-------- Data
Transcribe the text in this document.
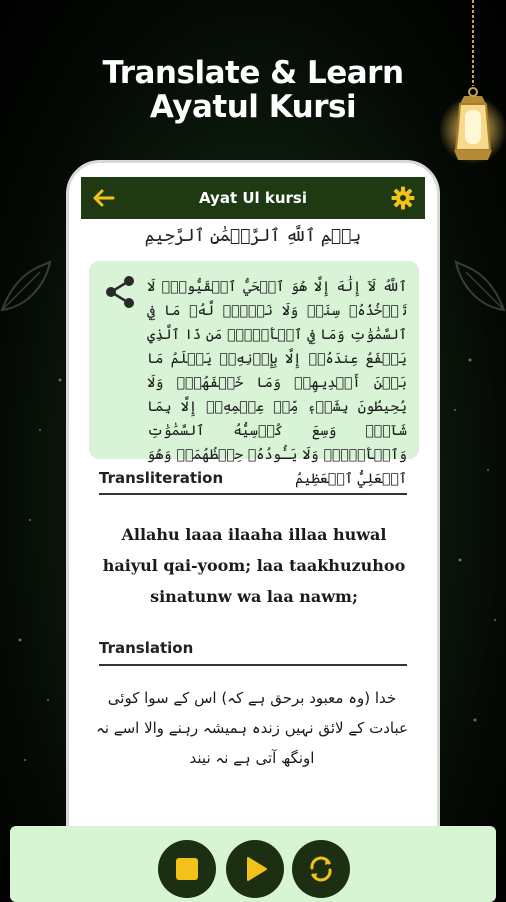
Translate & Learn
Ayatul Kursi
Ayat Ul kursi
بِسۡمِ ٱللَّهِ ٱلرَّحۡمَٰنِ ٱلرَّحِيمِ
ٱللَّهُ لَآ إِلَٰهَ إِلَّا هُوَ ٱلۡحَيُّ ٱلۡقَيُّومُۚ لَا تَأۡخُذُهُۥ سِنَةٞ وَلَا نَوۡمٞۚ لَّهُۥ مَا فِي ٱلسَّمَٰوَٰتِ وَمَا فِي ٱلۡأَرۡضِۗ مَن ذَا ٱلَّذِي يَشۡفَعُ عِندَهُۥٓ إِلَّا بِإِذۡنِهِۦۚ يَعۡلَمُ مَا بَيۡنَ أَيۡدِيهِمۡ وَمَا خَلۡفَهُمۡۖ وَلَا يُحِيطُونَ بِشَيۡءٖ مِّنۡ عِلۡمِهِۦٓ إِلَّا بِمَا شَآءَۚ وَسِعَ كُرۡسِيُّهُ ٱلسَّمَٰوَٰتِ وَٱلۡأَرۡضَۖ وَلَا يَـُٔودُهُۥ حِفۡظُهُمَاۚ وَهُوَ ٱلۡعَلِيُّ ٱلۡعَظِيمُ
Transliteration
Allahu laaa ilaaha illaa huwal haiyul qai-yoom; laa taakhuzuhoo sinatunw wa laa nawm;
Translation
خدا (وہ معبود برحق ہے کہ) اس کے سوا کوئی عبادت کے لائق نہیں زندہ ہمیشہ رہنے والا اسے نہ اونگھ آتی ہے نہ نیند
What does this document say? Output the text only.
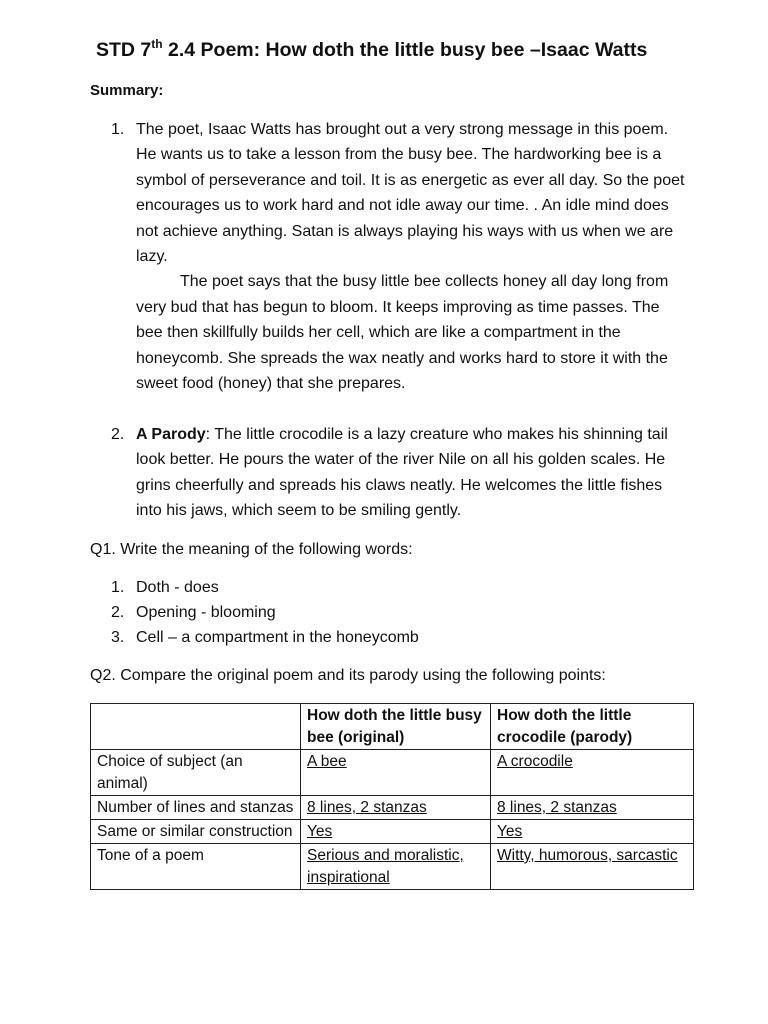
STD 7th 2.4 Poem: How doth the little busy bee –Isaac Watts

Summary:

1. The poet, Isaac Watts has brought out a very strong message in this poem. He wants us to take a lesson from the busy bee. The hardworking bee is a symbol of perseverance and toil. It is as energetic as ever all day. So the poet encourages us to work hard and not idle away our time. . An idle mind does not achieve anything. Satan is always playing his ways with us when we are lazy.
The poet says that the busy little bee collects honey all day long from very bud that has begun to bloom. It keeps improving as time passes. The bee then skillfully builds her cell, which are like a compartment in the honeycomb. She spreads the wax neatly and works hard to store it with the sweet food (honey) that she prepares.
2. A Parody: The little crocodile is a lazy creature who makes his shinning tail look better. He pours the water of the river Nile on all his golden scales. He grins cheerfully and spreads his claws neatly. He welcomes the little fishes into his jaws, which seem to be smiling gently.

Q1. Write the meaning of the following words:

1. Doth - does

2. Opening - blooming

3. Cell – a compartment in the honeycomb

Q2. Compare the original poem and its parody using the following points:

	How doth the little busy bee (original)	How doth the little crocodile (parody)
Choice of subject (an animal)	A bee	A crocodile
Number of lines and stanzas	8 lines, 2 stanzas	8 lines, 2 stanzas
Same or similar construction	Yes	Yes
Tone of a poem	Serious and moralistic, inspirational	Witty, humorous, sarcastic
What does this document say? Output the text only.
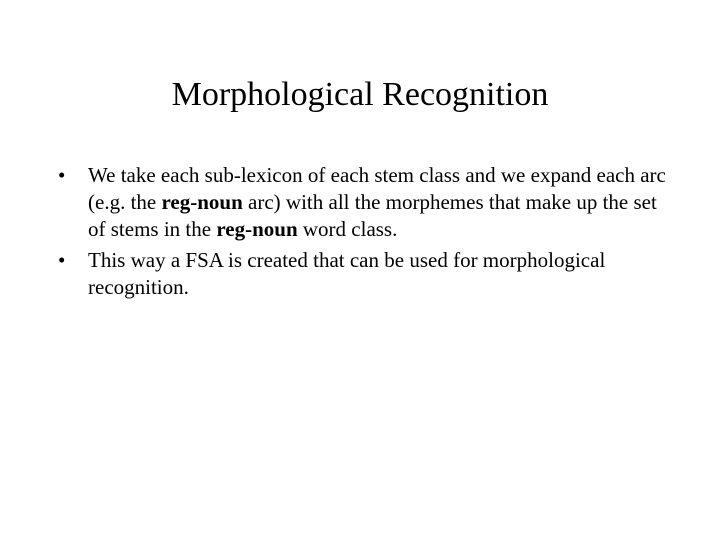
Morphological Recognition
•	We take each sub-lexicon of each stem class and we expand each arc (e.g. the reg-noun arc) with all the morphemes that make up the set of stems in the reg-noun word class.
•	This way a FSA is created that can be used for morphological recognition.
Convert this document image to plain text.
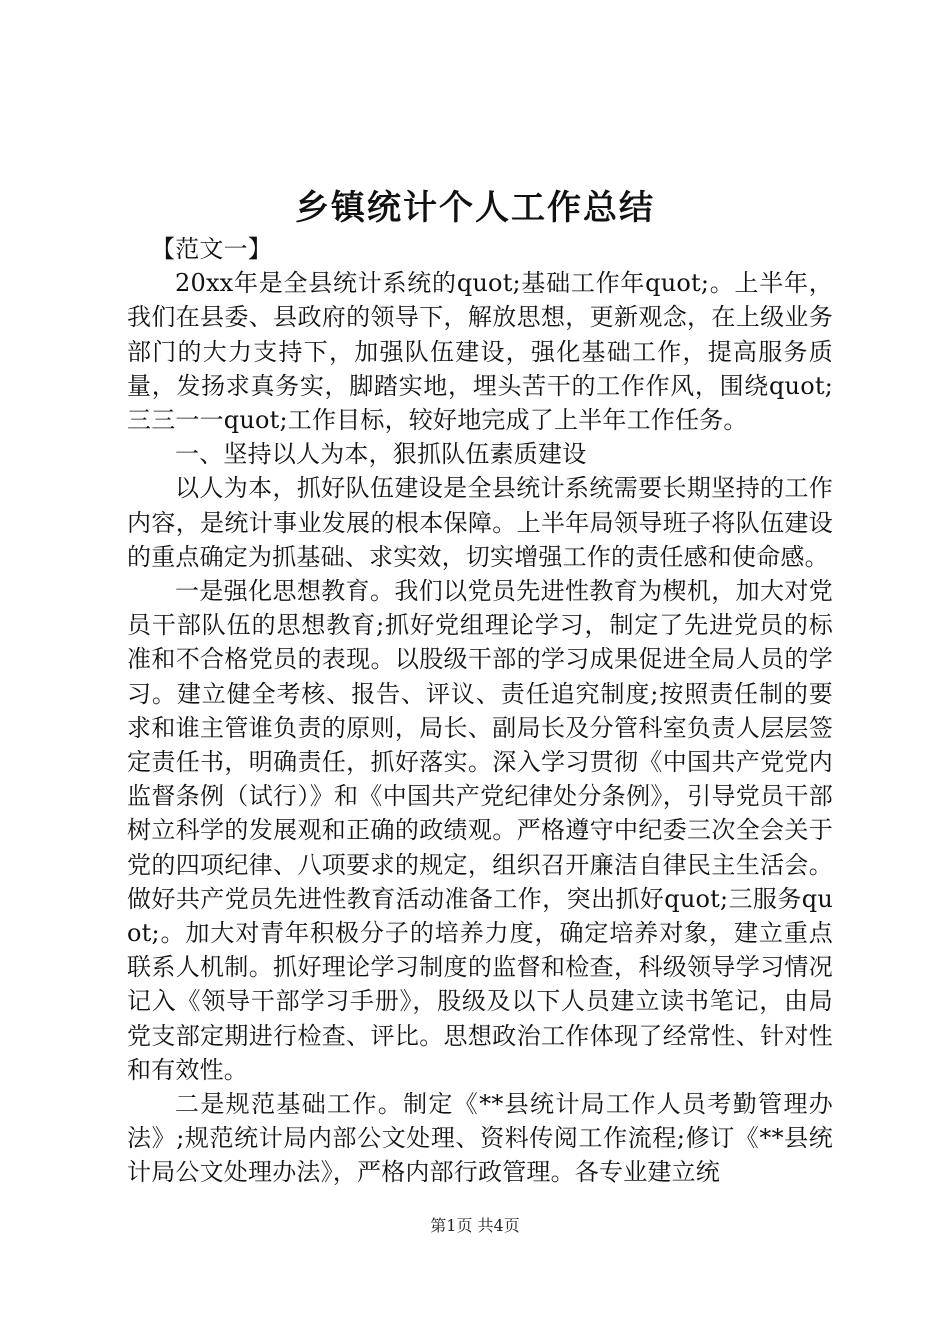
乡镇统计个人工作总结

【范文一】

20xx年是全县统计系统的quot;基础工作年quot;。上半年，我们在县委、县政府的领导下，解放思想，更新观念，在上级业务部门的大力支持下，加强队伍建设，强化基础工作，提高服务质量，发扬求真务实，脚踏实地，埋头苦干的工作作风，围绕quot;三三一一quot;工作目标，较好地完成了上半年工作任务。

一、坚持以人为本，狠抓队伍素质建设

以人为本，抓好队伍建设是全县统计系统需要长期坚持的工作内容，是统计事业发展的根本保障。上半年局领导班子将队伍建设的重点确定为抓基础、求实效，切实增强工作的责任感和使命感。

一是强化思想教育。我们以党员先进性教育为楔机，加大对党员干部队伍的思想教育;抓好党组理论学习，制定了先进党员的标准和不合格党员的表现。以股级干部的学习成果促进全局人员的学习。建立健全考核、报告、评议、责任追究制度;按照责任制的要求和谁主管谁负责的原则，局长、副局长及分管科室负责人层层签定责任书，明确责任，抓好落实。深入学习贯彻《中国共产党党内监督条例（试行）》和《中国共产党纪律处分条例》，引导党员干部树立科学的发展观和正确的政绩观。严格遵守中纪委三次全会关于党的四项纪律、八项要求的规定，组织召开廉洁自律民主生活会。做好共产党员先进性教育活动准备工作，突出抓好quot;三服务quot;。加大对青年积极分子的培养力度，确定培养对象，建立重点联系人机制。抓好理论学习制度的监督和检查，科级领导学习情况记入《领导干部学习手册》，股级及以下人员建立读书笔记，由局党支部定期进行检查、评比。思想政治工作体现了经常性、针对性和有效性。

二是规范基础工作。制定《**县统计局工作人员考勤管理办法》;规范统计局内部公文处理、资料传阅工作流程;修订《**县统计局公文处理办法》，严格内部行政管理。各专业建立统

第1页 共4页
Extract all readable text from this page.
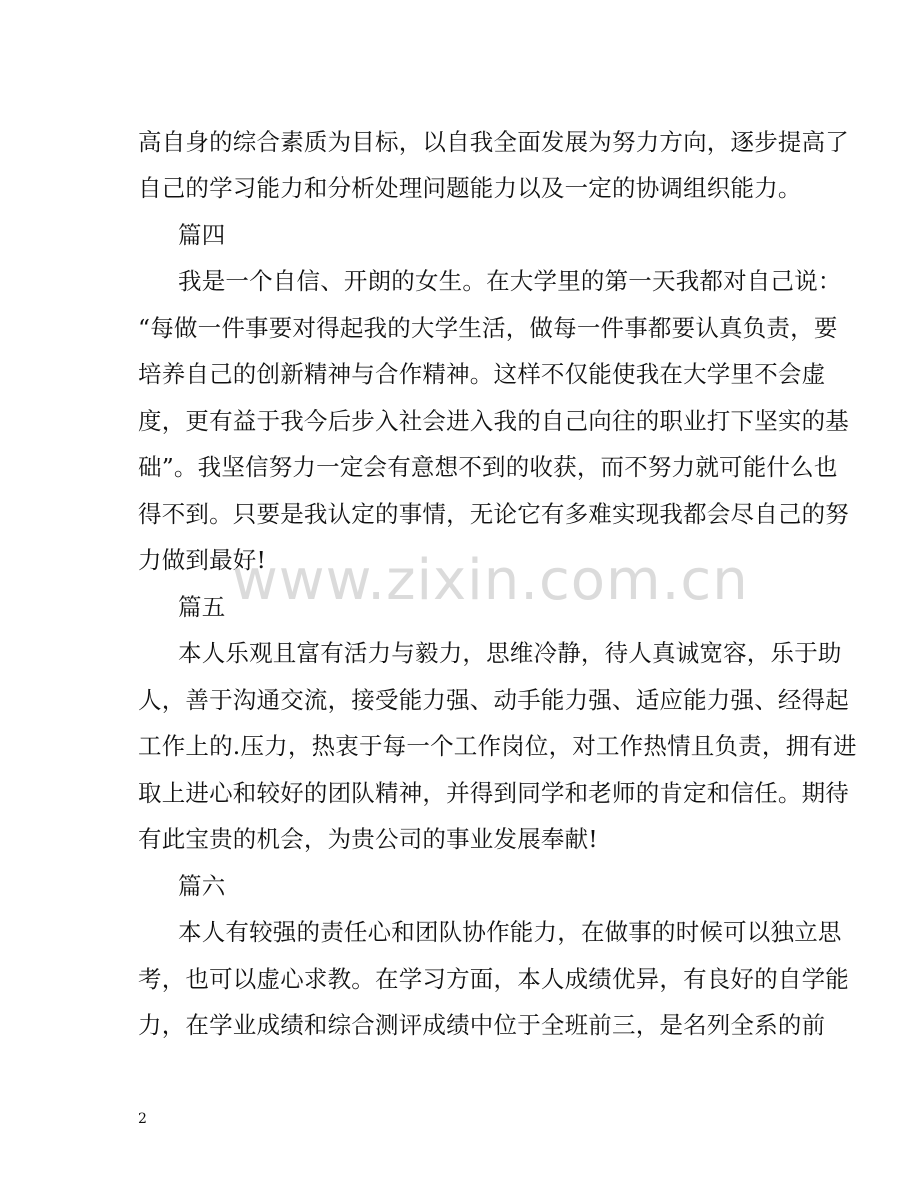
高自身的综合素质为目标，以自我全面发展为努力方向，逐步提高了
自己的学习能力和分析处理问题能力以及一定的协调组织能力。
篇四
我是一个自信、开朗的女生。在大学里的第一天我都对自己说：
“每做一件事要对得起我的大学生活，做每一件事都要认真负责，要
培养自己的创新精神与合作精神。这样不仅能使我在大学里不会虚
度，更有益于我今后步入社会进入我的自己向往的职业打下坚实的基
础”。我坚信努力一定会有意想不到的收获，而不努力就可能什么也
得不到。只要是我认定的事情，无论它有多难实现我都会尽自己的努
力做到最好!
篇五
本人乐观且富有活力与毅力，思维冷静，待人真诚宽容，乐于助
人，善于沟通交流，接受能力强、动手能力强、适应能力强、经得起
工作上的.压力，热衷于每一个工作岗位，对工作热情且负责，拥有进
取上进心和较好的团队精神，并得到同学和老师的肯定和信任。期待
有此宝贵的机会，为贵公司的事业发展奉献!
篇六
本人有较强的责任心和团队协作能力，在做事的时候可以独立思
考，也可以虚心求教。在学习方面，本人成绩优异，有良好的自学能
力，在学业成绩和综合测评成绩中位于全班前三，是名列全系的前
www.zixin.com.cn
2
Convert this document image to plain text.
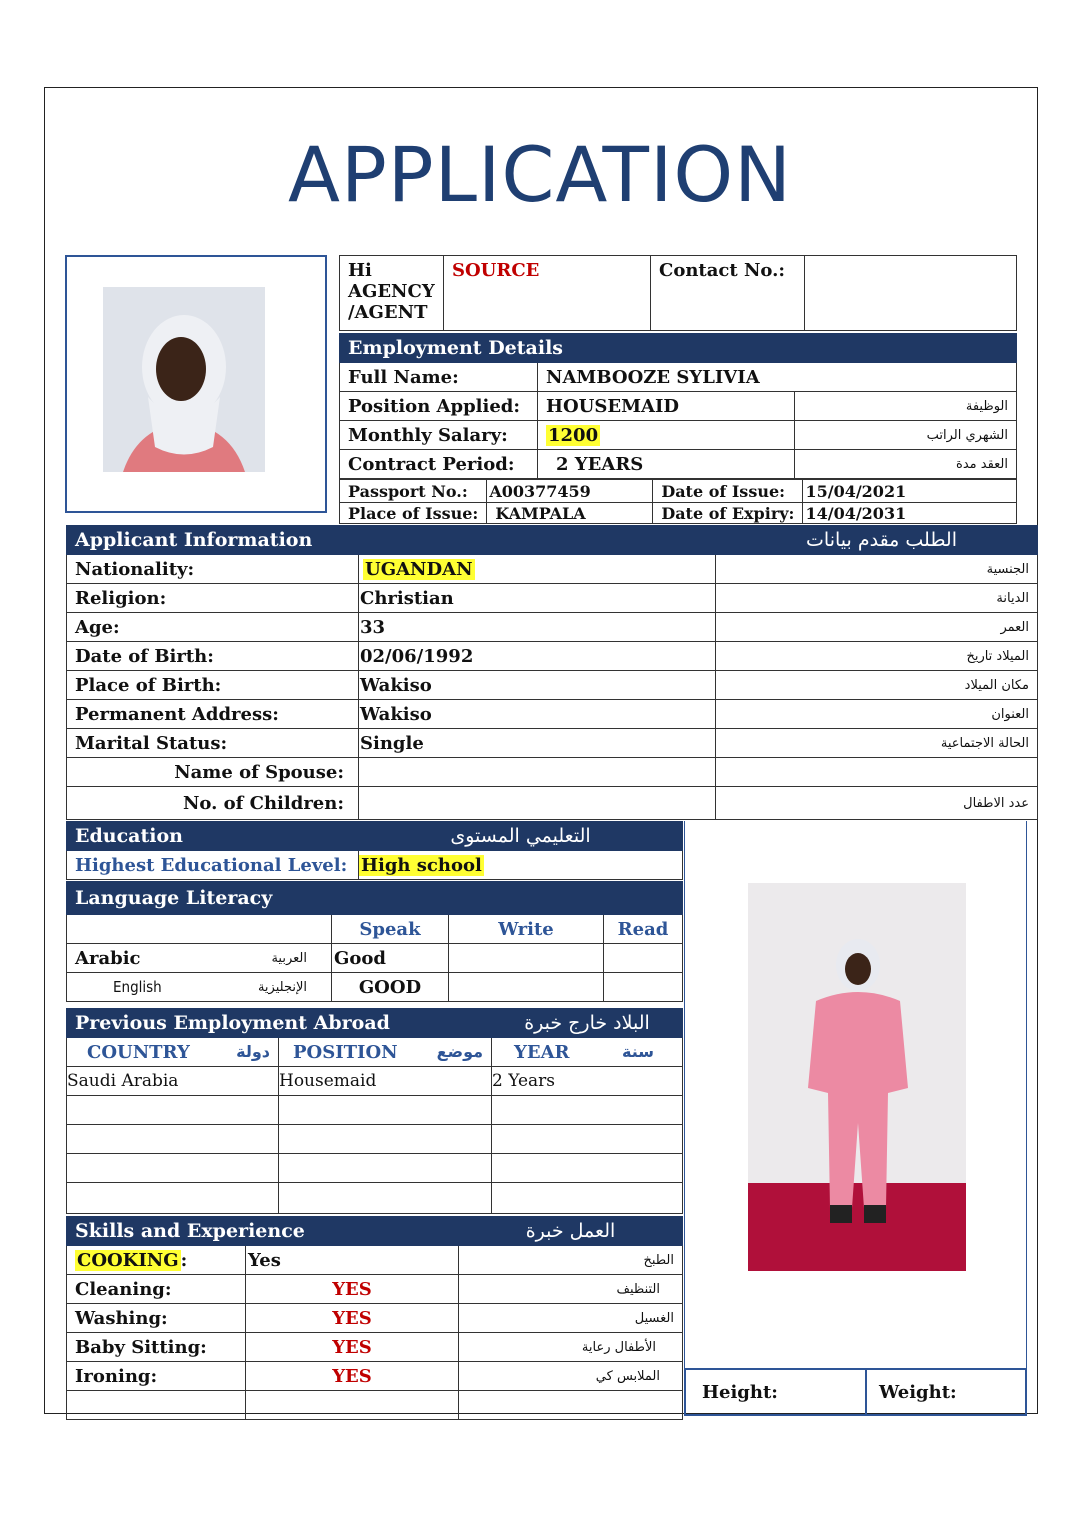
APPLICATION
Hi AGENCY /AGENT	SOURCE	Contact No.:	
Employment Details		
Full Name:	NAMBOOZE SYLIVIA	
Position Applied:	HOUSEMAID	الوظيفة
Monthly Salary:	1200	الشهري الراتب
Contract Period:	2 YEARS	العقد مدة
Passport No.:	A00377459	Date of Issue:	15/04/2021
Place of Issue:	KAMPALA	Date of Expiry:	14/04/2031
Applicant Information		الطلب مقدم بيانات
Nationality:	UGANDAN	الجنسية
Religion:	Christian	الديانة
Age:	33	العمر
Date of Birth:	02/06/1992	الميلاد تاريخ
Place of Birth:	Wakiso	مكان الميلاد
Permanent Address:	Wakiso	العنوان
Marital Status:	Single	الحالة الاجتماعية
Name of Spouse:		
No. of Children:		عدد الاطفال
Education	التعليمي المستوى
Highest Educational Level:	High school
Language Literacy				
		Speak	Write	Read
Arabic	العربية	Good		
English	الإنجليزية	GOOD		
Previous Employment Abroad		البلاد خارج خبرة
COUNTRY دولة	POSITION موضع	YEAR سنة

Saudi Arabia	Housemaid	2 Years

Skills and Experience		العمل خبرة
COOKING :	Yes	الطبخ
Cleaning:	YES	التنظيف
Washing:	YES	الغسيل
Baby Sitting:	YES	الأطفال رعاية
Ironing:	YES	الملابس كي

Height:	Weight:
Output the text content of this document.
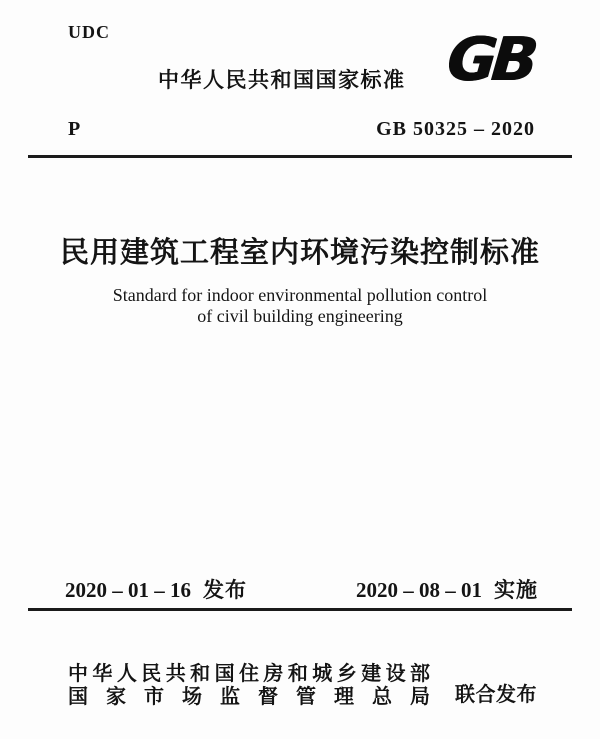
UDC
中华人民共和国国家标准 GB
P	GB 50325 – 2020
民用建筑工程室内环境污染控制标准
Standard for indoor environmental pollution control
of civil building engineering
2020 – 01 – 16 发布	2020 – 08 – 01 实施
中华人民共和国住房和城乡建设部
国家市场监督管理总局 联合发布
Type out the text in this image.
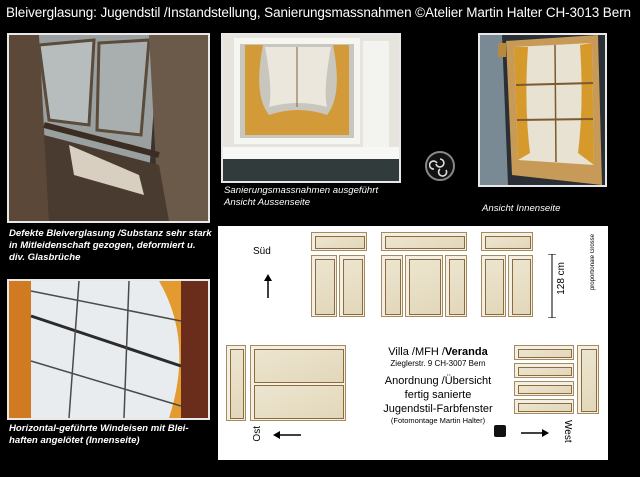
Bleiverglasung: Jugendstil /Instandstellung, Sanierungsmassnahmen ©Atelier Martin Halter CH-3013 Bern
Defekte Bleiverglasung /Substanz sehr stark in Mitleidenschaft gezogen, deformiert u. div. Glasbrüche
Sanierungsmassnahmen ausgeführt
Ansicht Aussenseite
Ansicht Innenseite
Horizontal-geführte Windeisen mit Blei-haften angelötet (Innenseite)
Süd
128 cm	proportionale Grösse
Ost
Villa /MFH /Veranda
Zieglerstr. 9 CH-3007 Bern
Anordnung /Übersicht
fertig sanierte
Jugendstil-Farbfenster
(Fotomontage Martin Halter)	West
----------------
* Required work *
Produce an exact reproduction of the lines from the line containing "Type out the text in this image." through the last line of the records. Any picture is left out.

* Task answer *
Type out the text in this image.
Bleiverglasung: Jugendstil /Instandstellung, Sanierungsmassnahmen ©Atelier Martin Halter CH-3013 Bern
Defekte Bleiverglasung /Substanz sehr stark in Mitleidenschaft gezogen, deformiert u. div. Glasbrüche
Sanierungsmassnahmen ausgeführt
Ansicht Aussenseite
Ansicht Innenseite
Horizontal-geführte Windeisen mit Blei-haften angelötet (Innenseite)
Süd
128 cm	proportionale Grösse
Ost
Villa /MFH /Veranda
Zieglerstr. 9 CH-3007 Bern
Anordnung /Übersicht
fertig sanierte
Jugendstil-Farbfenster
(Fotomontage Martin Halter)	West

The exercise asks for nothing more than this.